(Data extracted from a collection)

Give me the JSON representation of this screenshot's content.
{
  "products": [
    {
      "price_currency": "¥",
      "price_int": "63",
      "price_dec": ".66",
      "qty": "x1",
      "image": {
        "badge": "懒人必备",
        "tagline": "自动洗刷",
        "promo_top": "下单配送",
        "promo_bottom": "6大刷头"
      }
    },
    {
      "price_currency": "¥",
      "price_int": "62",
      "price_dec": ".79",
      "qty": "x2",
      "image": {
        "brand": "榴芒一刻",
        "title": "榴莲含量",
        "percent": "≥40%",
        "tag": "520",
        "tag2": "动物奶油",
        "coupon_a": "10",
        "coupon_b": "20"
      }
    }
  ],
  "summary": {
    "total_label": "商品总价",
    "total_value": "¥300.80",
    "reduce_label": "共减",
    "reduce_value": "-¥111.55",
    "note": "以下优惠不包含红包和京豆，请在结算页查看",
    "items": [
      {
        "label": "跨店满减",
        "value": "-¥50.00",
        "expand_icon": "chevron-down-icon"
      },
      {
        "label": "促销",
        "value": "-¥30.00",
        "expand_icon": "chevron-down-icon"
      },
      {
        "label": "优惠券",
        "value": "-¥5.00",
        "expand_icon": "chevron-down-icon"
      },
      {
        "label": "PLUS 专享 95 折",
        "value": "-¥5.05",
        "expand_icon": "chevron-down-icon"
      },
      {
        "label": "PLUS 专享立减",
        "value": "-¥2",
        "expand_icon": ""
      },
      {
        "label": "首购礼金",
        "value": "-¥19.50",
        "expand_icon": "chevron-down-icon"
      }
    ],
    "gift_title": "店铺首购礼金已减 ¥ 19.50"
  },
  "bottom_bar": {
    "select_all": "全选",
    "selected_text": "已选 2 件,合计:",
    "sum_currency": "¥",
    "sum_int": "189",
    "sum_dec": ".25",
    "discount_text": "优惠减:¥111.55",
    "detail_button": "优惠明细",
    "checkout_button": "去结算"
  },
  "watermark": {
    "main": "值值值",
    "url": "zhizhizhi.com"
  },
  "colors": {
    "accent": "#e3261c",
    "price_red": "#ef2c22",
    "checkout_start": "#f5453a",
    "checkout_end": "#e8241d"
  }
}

Written instruction -
Repeat every line of the records above exactly.

Finished answer -
Give me the JSON representation of this screenshot's content.
{
  "products": [
    {
      "price_currency": "¥",
      "price_int": "63",
      "price_dec": ".66",
      "qty": "x1",
      "image": {
        "badge": "懒人必备",
        "tagline": "自动洗刷",
        "promo_top": "下单配送",
        "promo_bottom": "6大刷头"
      }
    },
    {
      "price_currency": "¥",
      "price_int": "62",
      "price_dec": ".79",
      "qty": "x2",
      "image": {
        "brand": "榴芒一刻",
        "title": "榴莲含量",
        "percent": "≥40%",
        "tag": "520",
        "tag2": "动物奶油",
        "coupon_a": "10",
        "coupon_b": "20"
      }
    }
  ],
  "summary": {
    "total_label": "商品总价",
    "total_value": "¥300.80",
    "reduce_label": "共减",
    "reduce_value": "-¥111.55",
    "note": "以下优惠不包含红包和京豆，请在结算页查看",
    "items": [
      {
        "label": "跨店满减",
        "value": "-¥50.00",
        "expand_icon": "chevron-down-icon"
      },
      {
        "label": "促销",
        "value": "-¥30.00",
        "expand_icon": "chevron-down-icon"
      },
      {
        "label": "优惠券",
        "value": "-¥5.00",
        "expand_icon": "chevron-down-icon"
      },
      {
        "label": "PLUS 专享 95 折",
        "value": "-¥5.05",
        "expand_icon": "chevron-down-icon"
      },
      {
        "label": "PLUS 专享立减",
        "value": "-¥2",
        "expand_icon": ""
      },
      {
        "label": "首购礼金",
        "value": "-¥19.50",
        "expand_icon": "chevron-down-icon"
      }
    ],
    "gift_title": "店铺首购礼金已减 ¥ 19.50"
  },
  "bottom_bar": {
    "select_all": "全选",
    "selected_text": "已选 2 件,合计:",
    "sum_currency": "¥",
    "sum_int": "189",
    "sum_dec": ".25",
    "discount_text": "优惠减:¥111.55",
    "detail_button": "优惠明细",
    "checkout_button": "去结算"
  },
  "watermark": {
    "main": "值值值",
    "url": "zhizhizhi.com"
  },
  "colors": {
    "accent": "#e3261c",
    "price_red": "#ef2c22",
    "checkout_start": "#f5453a",
    "checkout_end": "#e8241d"
  }
}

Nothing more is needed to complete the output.